# Dataset
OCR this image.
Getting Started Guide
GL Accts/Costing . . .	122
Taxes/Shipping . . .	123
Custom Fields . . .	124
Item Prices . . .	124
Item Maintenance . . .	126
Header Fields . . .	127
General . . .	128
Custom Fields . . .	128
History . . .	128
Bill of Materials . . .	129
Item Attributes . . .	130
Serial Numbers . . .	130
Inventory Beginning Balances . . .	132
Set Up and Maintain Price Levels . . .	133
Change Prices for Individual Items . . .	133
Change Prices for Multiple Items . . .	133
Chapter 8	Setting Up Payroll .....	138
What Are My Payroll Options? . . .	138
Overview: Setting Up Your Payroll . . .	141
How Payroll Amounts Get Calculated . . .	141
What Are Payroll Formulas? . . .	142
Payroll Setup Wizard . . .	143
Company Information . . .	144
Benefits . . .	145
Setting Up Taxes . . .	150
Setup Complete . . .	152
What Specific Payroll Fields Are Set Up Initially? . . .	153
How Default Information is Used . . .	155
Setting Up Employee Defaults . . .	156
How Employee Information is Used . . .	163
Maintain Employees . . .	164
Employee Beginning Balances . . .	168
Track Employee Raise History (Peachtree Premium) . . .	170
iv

# Given task
Pull out every line of the records that includes the string "Payroll".

# The solution
Chapter 8	Setting Up Payroll .....	138
What Are My Payroll Options? . . .	138
Overview: Setting Up Your Payroll . . .	141
How Payroll Amounts Get Calculated . . .	141
What Are Payroll Formulas? . . .	142
Payroll Setup Wizard . . .	143
What Specific Payroll Fields Are Set Up Initially? . . .	153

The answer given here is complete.